Challenge: Transcribe every entry word for word. Skip the pictures.

Information provided:
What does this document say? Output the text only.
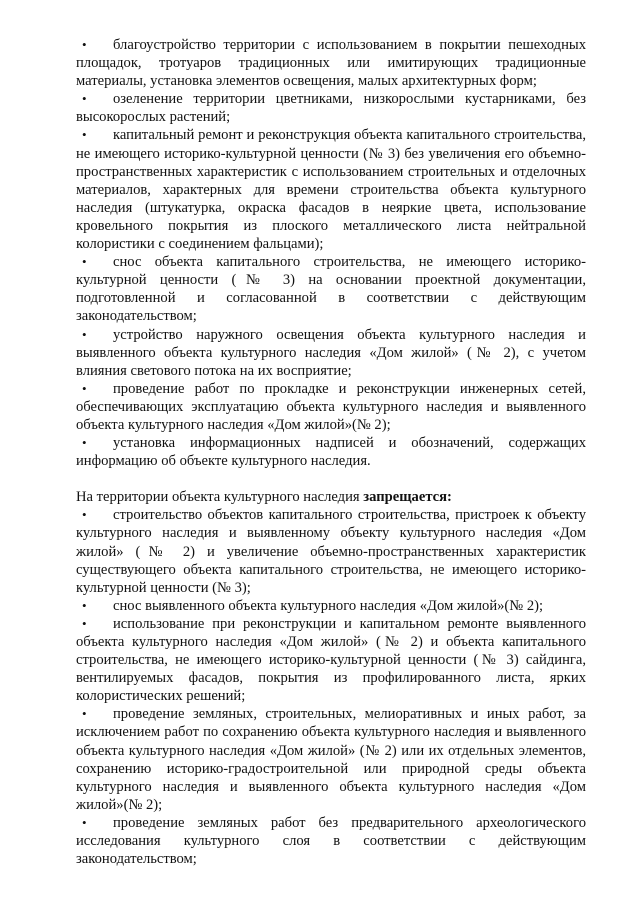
• благоустройство территории с использованием в покрытии пешеходных площадок, тротуаров традиционных или имитирующих традиционные материалы, установка элементов освещения, малых архитектурных форм;
• озеленение территории цветниками, низкорослыми кустарниками, без высокорослых растений;
• капитальный ремонт и реконструкция объекта капитального строительства, не имеющего историко-культурной ценности (№ 3) без увеличения его объемно-пространственных характеристик с использованием строительных и отделочных материалов, характерных для времени строительства объекта культурного наследия (штукатурка, окраска фасадов в неяркие цвета, использование кровельного покрытия из плоского металлического листа нейтральной колористики с соединением фальцами);
• снос объекта капитального строительства, не имеющего историко-культурной ценности (№ 3) на основании проектной документации, подготовленной и согласованной в соответствии с действующим законодательством;
• устройство наружного освещения объекта культурного наследия и выявленного объекта культурного наследия «Дом жилой» (№ 2), с учетом влияния светового потока на их восприятие;
• проведение работ по прокладке и реконструкции инженерных сетей, обеспечивающих эксплуатацию объекта культурного наследия и выявленного объекта культурного наследия «Дом жилой»(№ 2);
• установка информационных надписей и обозначений, содержащих информацию об объекте культурного наследия.

На территории объекта культурного наследия запрещается:

• строительство объектов капитального строительства, пристроек к объекту культурного наследия и выявленному объекту культурного наследия «Дом жилой» (№ 2) и увеличение объемно-пространственных характеристик существующего объекта капитального строительства, не имеющего историко-культурной ценности (№ 3);
• снос выявленного объекта культурного наследия «Дом жилой»(№ 2);
• использование при реконструкции и капитальном ремонте выявленного объекта культурного наследия «Дом жилой» (№ 2) и объекта капитального строительства, не имеющего историко-культурной ценности (№ 3) сайдинга, вентилируемых фасадов, покрытия из профилированного листа, ярких колористических решений;
• проведение земляных, строительных, мелиоративных и иных работ, за исключением работ по сохранению объекта культурного наследия и выявленного объекта культурного наследия «Дом жилой» (№ 2) или их отдельных элементов, сохранению историко-градостроительной или природной среды объекта культурного наследия и выявленного объекта культурного наследия «Дом жилой»(№ 2);
• проведение земляных работ без предварительного археологического исследования культурного слоя в соответствии с действующим законодательством;
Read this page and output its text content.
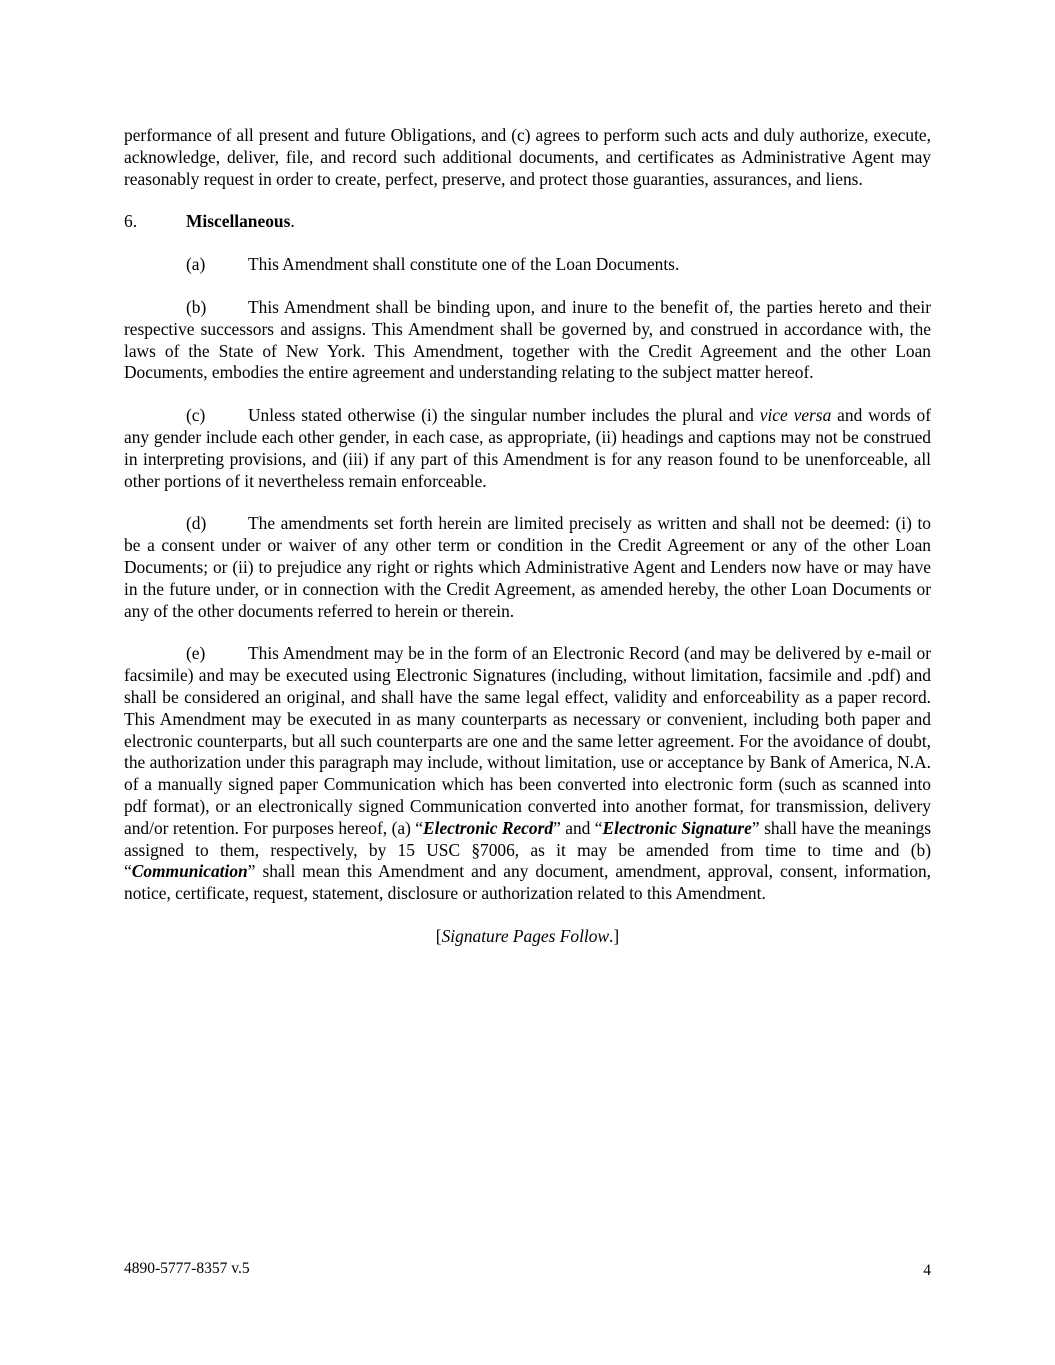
performance of all present and future Obligations, and (c) agrees to perform such acts and duly authorize, execute, acknowledge, deliver, file, and record such additional documents, and certificates as Administrative Agent may reasonably request in order to create, perfect, preserve, and protect those guaranties, assurances, and liens.

6.	Miscellaneous.

(a) This Amendment shall constitute one of the Loan Documents.

(b) This Amendment shall be binding upon, and inure to the benefit of, the parties hereto and their respective successors and assigns. This Amendment shall be governed by, and construed in accordance with, the laws of the State of New York. This Amendment, together with the Credit Agreement and the other Loan Documents, embodies the entire agreement and understanding relating to the subject matter hereof.

(c) Unless stated otherwise (i) the singular number includes the plural and vice versa and words of any gender include each other gender, in each case, as appropriate, (ii) headings and captions may not be construed in interpreting provisions, and (iii) if any part of this Amendment is for any reason found to be unenforceable, all other portions of it nevertheless remain enforceable.

(d) The amendments set forth herein are limited precisely as written and shall not be deemed: (i) to be a consent under or waiver of any other term or condition in the Credit Agreement or any of the other Loan Documents; or (ii) to prejudice any right or rights which Administrative Agent and Lenders now have or may have in the future under, or in connection with the Credit Agreement, as amended hereby, the other Loan Documents or any of the other documents referred to herein or therein.

(e) This Amendment may be in the form of an Electronic Record (and may be delivered by e-mail or facsimile) and may be executed using Electronic Signatures (including, without limitation, facsimile and .pdf) and shall be considered an original, and shall have the same legal effect, validity and enforceability as a paper record. This Amendment may be executed in as many counterparts as necessary or convenient, including both paper and electronic counterparts, but all such counterparts are one and the same letter agreement. For the avoidance of doubt, the authorization under this paragraph may include, without limitation, use or acceptance by Bank of America, N.A. of a manually signed paper Communication which has been converted into electronic form (such as scanned into pdf format), or an electronically signed Communication converted into another format, for transmission, delivery and/or retention. For purposes hereof, (a) “Electronic Record” and “Electronic Signature” shall have the meanings assigned to them, respectively, by 15 USC §7006, as it may be amended from time to time and (b) “Communication” shall mean this Amendment and any document, amendment, approval, consent, information, notice, certificate, request, statement, disclosure or authorization related to this Amendment.

[Signature Pages Follow.]

4890-5777-8357 v.5	4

The completed task:
What does this document say? Output the text only.
• благоустройство территории с использованием в покрытии пешеходных площадок, тротуаров традиционных или имитирующих традиционные материалы, установка элементов освещения, малых архитектурных форм;
• озеленение территории цветниками, низкорослыми кустарниками, без высокорослых растений;
• капитальный ремонт и реконструкция объекта капитального строительства, не имеющего историко-культурной ценности (№ 3) без увеличения его объемно-пространственных характеристик с использованием строительных и отделочных материалов, характерных для времени строительства объекта культурного наследия (штукатурка, окраска фасадов в неяркие цвета, использование кровельного покрытия из плоского металлического листа нейтральной колористики с соединением фальцами);
• снос объекта капитального строительства, не имеющего историко-культурной ценности (№ 3) на основании проектной документации, подготовленной и согласованной в соответствии с действующим законодательством;
• устройство наружного освещения объекта культурного наследия и выявленного объекта культурного наследия «Дом жилой» (№ 2), с учетом влияния светового потока на их восприятие;
• проведение работ по прокладке и реконструкции инженерных сетей, обеспечивающих эксплуатацию объекта культурного наследия и выявленного объекта культурного наследия «Дом жилой»(№ 2);
• установка информационных надписей и обозначений, содержащих информацию об объекте культурного наследия.

На территории объекта культурного наследия запрещается:

• строительство объектов капитального строительства, пристроек к объекту культурного наследия и выявленному объекту культурного наследия «Дом жилой» (№ 2) и увеличение объемно-пространственных характеристик существующего объекта капитального строительства, не имеющего историко-культурной ценности (№ 3);
• снос выявленного объекта культурного наследия «Дом жилой»(№ 2);
• использование при реконструкции и капитальном ремонте выявленного объекта культурного наследия «Дом жилой» (№ 2) и объекта капитального строительства, не имеющего историко-культурной ценности (№ 3) сайдинга, вентилируемых фасадов, покрытия из профилированного листа, ярких колористических решений;
• проведение земляных, строительных, мелиоративных и иных работ, за исключением работ по сохранению объекта культурного наследия и выявленного объекта культурного наследия «Дом жилой» (№ 2) или их отдельных элементов, сохранению историко-градостроительной или природной среды объекта культурного наследия и выявленного объекта культурного наследия «Дом жилой»(№ 2);
• проведение земляных работ без предварительного археологического исследования культурного слоя в соответствии с действующим законодательством;
Read this page and output its text content.
performance of all present and future Obligations, and (c) agrees to perform such acts and duly authorize, execute, acknowledge, deliver, file, and record such additional documents, and certificates as Administrative Agent may reasonably request in order to create, perfect, preserve, and protect those guaranties, assurances, and liens.

6.	Miscellaneous.

(a) This Amendment shall constitute one of the Loan Documents.

(b) This Amendment shall be binding upon, and inure to the benefit of, the parties hereto and their respective successors and assigns. This Amendment shall be governed by, and construed in accordance with, the laws of the State of New York. This Amendment, together with the Credit Agreement and the other Loan Documents, embodies the entire agreement and understanding relating to the subject matter hereof.

(c) Unless stated otherwise (i) the singular number includes the plural and vice versa and words of any gender include each other gender, in each case, as appropriate, (ii) headings and captions may not be construed in interpreting provisions, and (iii) if any part of this Amendment is for any reason found to be unenforceable, all other portions of it nevertheless remain enforceable.

(d) The amendments set forth herein are limited precisely as written and shall not be deemed: (i) to be a consent under or waiver of any other term or condition in the Credit Agreement or any of the other Loan Documents; or (ii) to prejudice any right or rights which Administrative Agent and Lenders now have or may have in the future under, or in connection with the Credit Agreement, as amended hereby, the other Loan Documents or any of the other documents referred to herein or therein.

(e) This Amendment may be in the form of an Electronic Record (and may be delivered by e-mail or facsimile) and may be executed using Electronic Signatures (including, without limitation, facsimile and .pdf) and shall be considered an original, and shall have the same legal effect, validity and enforceability as a paper record. This Amendment may be executed in as many counterparts as necessary or convenient, including both paper and electronic counterparts, but all such counterparts are one and the same letter agreement. For the avoidance of doubt, the authorization under this paragraph may include, without limitation, use or acceptance by Bank of America, N.A. of a manually signed paper Communication which has been converted into electronic form (such as scanned into pdf format), or an electronically signed Communication converted into another format, for transmission, delivery and/or retention. For purposes hereof, (a) “Electronic Record” and “Electronic Signature” shall have the meanings assigned to them, respectively, by 15 USC §7006, as it may be amended from time to time and (b) “Communication” shall mean this Amendment and any document, amendment, approval, consent, information, notice, certificate, request, statement, disclosure or authorization related to this Amendment.

[Signature Pages Follow.]

4890-5777-8357 v.5	4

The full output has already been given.